====== RECORDS SUPPLIED

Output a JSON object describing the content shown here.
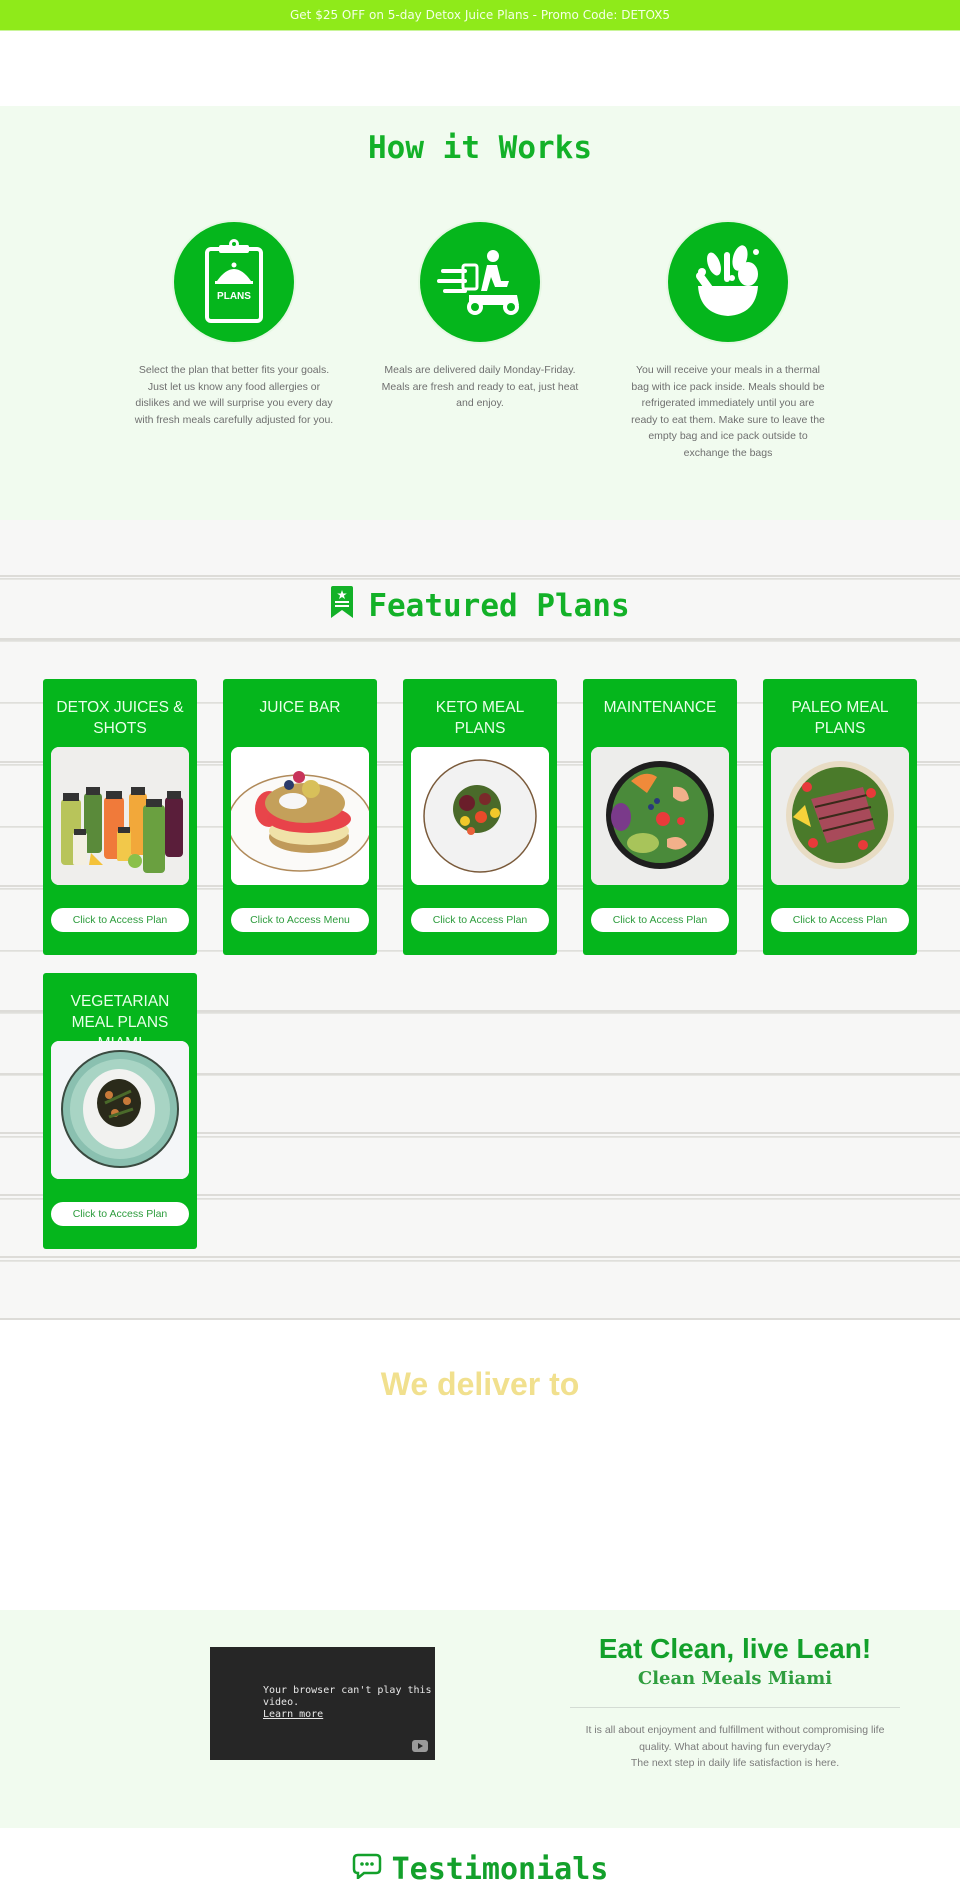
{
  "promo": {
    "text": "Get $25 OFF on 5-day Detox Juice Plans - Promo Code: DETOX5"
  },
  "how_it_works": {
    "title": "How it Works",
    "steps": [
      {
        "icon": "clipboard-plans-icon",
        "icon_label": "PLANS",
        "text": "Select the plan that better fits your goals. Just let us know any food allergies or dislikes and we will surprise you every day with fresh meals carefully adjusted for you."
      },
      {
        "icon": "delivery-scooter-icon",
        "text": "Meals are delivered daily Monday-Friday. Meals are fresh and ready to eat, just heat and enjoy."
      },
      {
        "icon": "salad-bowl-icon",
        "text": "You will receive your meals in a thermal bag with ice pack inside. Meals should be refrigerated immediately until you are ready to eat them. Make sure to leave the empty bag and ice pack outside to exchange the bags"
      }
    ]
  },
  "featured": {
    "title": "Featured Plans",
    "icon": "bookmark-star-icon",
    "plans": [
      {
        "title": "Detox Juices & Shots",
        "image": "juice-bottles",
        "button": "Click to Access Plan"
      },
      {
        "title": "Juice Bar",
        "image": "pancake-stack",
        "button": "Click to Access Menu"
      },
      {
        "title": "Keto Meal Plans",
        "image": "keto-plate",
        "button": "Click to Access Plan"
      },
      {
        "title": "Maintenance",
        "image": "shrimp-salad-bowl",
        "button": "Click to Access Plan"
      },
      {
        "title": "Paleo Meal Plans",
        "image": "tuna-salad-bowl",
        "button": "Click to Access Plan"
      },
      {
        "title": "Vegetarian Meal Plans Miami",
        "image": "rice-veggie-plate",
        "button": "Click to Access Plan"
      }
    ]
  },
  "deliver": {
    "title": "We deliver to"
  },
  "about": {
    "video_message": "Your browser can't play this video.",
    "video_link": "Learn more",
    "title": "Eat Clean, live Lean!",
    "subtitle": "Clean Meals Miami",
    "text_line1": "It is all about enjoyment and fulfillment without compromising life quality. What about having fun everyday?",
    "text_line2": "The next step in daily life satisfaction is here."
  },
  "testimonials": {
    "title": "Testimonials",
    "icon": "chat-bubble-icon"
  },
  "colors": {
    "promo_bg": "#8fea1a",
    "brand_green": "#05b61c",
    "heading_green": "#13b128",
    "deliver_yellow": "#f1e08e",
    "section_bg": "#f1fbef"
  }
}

============
====== RECORDS SUPPLIED

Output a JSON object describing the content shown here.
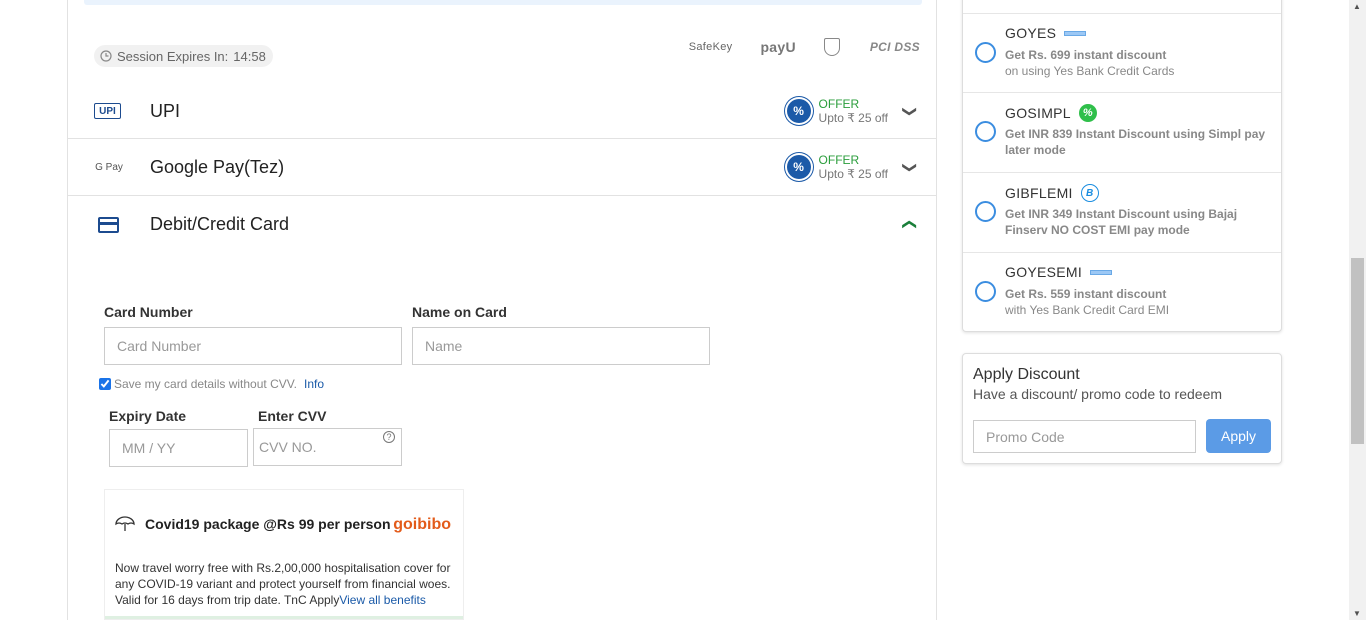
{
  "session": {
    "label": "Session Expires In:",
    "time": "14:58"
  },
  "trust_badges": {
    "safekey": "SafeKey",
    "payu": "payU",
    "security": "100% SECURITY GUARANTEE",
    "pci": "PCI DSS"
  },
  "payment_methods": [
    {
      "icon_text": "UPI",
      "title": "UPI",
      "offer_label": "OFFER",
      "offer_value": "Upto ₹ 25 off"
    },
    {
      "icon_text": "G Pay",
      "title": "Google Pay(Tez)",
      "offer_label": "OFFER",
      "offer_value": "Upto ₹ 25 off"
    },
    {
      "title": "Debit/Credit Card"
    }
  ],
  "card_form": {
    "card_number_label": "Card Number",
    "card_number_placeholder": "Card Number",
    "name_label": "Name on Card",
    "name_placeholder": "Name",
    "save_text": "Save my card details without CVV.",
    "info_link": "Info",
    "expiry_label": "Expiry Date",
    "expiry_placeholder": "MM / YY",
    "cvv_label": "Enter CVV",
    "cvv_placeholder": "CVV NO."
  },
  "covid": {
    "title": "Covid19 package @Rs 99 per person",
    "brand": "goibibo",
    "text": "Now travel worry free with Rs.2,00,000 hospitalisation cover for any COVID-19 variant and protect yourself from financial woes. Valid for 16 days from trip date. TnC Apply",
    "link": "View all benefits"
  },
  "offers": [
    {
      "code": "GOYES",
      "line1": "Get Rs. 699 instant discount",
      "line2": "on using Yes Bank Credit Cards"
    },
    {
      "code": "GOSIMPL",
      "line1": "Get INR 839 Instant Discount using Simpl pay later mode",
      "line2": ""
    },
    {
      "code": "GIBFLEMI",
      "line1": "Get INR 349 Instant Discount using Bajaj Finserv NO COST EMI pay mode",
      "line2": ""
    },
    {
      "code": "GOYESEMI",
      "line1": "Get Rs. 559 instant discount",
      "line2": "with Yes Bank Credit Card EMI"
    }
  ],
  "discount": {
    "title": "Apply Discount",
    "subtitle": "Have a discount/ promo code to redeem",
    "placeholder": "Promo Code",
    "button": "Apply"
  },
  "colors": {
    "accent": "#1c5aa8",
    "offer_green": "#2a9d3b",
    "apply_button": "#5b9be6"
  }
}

============
====== RECORDS SUPPLIED

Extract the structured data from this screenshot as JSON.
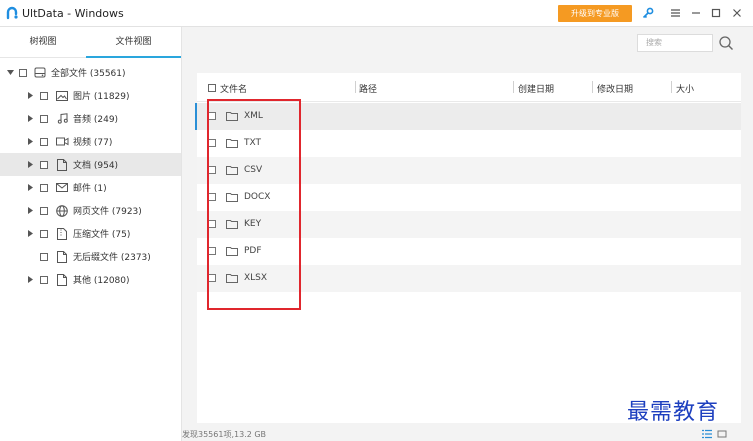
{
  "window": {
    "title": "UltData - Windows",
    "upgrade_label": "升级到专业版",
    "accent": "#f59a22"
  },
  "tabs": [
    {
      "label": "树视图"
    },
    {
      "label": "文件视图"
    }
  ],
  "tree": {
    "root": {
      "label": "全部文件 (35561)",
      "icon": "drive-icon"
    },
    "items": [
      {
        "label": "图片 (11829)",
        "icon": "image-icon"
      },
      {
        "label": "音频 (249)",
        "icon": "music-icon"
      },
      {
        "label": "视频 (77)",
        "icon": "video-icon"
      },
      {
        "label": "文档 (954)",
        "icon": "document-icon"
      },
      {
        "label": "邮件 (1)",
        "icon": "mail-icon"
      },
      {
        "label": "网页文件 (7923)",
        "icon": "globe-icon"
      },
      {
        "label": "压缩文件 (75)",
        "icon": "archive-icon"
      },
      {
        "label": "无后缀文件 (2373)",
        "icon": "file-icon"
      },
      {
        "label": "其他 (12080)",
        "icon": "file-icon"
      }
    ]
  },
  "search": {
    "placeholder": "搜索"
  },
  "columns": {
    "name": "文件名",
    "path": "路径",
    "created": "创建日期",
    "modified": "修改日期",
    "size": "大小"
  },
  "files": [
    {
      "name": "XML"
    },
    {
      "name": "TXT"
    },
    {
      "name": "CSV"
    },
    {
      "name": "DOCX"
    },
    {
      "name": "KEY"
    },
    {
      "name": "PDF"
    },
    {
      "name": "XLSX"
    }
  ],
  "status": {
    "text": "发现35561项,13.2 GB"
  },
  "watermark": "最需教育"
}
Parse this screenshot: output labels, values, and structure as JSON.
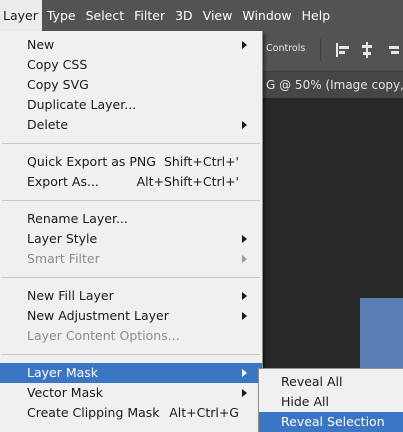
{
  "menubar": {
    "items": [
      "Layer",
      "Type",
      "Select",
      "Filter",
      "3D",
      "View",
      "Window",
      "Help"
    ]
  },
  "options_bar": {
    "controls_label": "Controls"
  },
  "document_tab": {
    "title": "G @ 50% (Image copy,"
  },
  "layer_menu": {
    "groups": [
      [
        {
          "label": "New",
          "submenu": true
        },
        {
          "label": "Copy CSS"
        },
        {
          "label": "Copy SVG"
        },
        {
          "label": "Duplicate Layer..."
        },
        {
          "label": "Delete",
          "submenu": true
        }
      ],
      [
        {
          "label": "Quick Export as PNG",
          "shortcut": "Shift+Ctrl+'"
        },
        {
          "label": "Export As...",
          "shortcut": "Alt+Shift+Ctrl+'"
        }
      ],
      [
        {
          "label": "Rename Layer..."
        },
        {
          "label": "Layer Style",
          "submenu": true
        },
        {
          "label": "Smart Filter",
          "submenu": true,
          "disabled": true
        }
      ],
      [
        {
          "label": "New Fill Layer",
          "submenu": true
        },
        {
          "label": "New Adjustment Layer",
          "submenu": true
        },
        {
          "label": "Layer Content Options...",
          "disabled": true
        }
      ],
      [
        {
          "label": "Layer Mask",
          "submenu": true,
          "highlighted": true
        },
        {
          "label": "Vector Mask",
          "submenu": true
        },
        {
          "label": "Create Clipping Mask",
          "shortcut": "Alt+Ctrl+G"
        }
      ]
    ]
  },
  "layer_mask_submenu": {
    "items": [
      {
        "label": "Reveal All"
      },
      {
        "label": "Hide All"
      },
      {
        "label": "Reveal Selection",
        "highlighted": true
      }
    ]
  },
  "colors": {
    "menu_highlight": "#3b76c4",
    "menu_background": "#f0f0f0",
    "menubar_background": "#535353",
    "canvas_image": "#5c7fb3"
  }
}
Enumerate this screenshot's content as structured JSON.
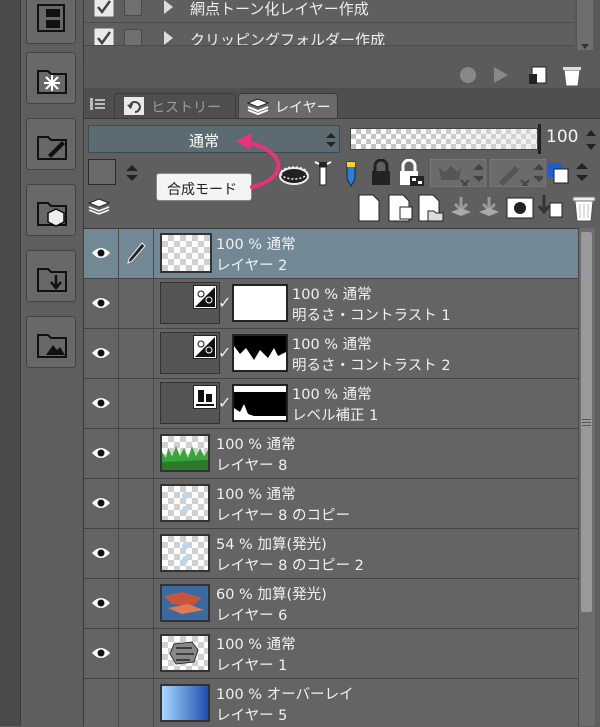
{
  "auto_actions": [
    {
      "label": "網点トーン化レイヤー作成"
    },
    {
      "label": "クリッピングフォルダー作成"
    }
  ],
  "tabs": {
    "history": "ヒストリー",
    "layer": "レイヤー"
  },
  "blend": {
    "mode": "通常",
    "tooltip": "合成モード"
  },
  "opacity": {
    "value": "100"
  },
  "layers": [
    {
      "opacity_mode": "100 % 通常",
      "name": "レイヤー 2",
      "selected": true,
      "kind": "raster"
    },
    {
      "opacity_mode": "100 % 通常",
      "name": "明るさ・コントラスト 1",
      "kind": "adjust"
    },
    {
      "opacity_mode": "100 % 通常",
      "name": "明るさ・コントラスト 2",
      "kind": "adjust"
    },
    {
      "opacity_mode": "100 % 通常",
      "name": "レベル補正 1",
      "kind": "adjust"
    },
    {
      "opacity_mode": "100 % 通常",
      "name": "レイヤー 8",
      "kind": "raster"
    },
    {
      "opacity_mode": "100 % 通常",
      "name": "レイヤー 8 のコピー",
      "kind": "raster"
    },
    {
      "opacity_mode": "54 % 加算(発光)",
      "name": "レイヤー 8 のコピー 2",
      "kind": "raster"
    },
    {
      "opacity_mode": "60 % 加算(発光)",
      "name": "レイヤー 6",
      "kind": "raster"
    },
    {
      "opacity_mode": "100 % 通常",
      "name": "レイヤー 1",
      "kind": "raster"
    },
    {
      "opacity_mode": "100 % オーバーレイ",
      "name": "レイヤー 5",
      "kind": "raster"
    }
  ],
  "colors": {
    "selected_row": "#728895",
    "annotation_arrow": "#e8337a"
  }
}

============

**TASK BRIEF:** Scan the material above for the string "shortcut" and report each line where you find it.

**TASK OUTPUT:**
          "shortcut": "Shift+Ctrl+'"
          "shortcut": "Alt+Shift+Ctrl+'"
          "shortcut": "Alt+Ctrl+G"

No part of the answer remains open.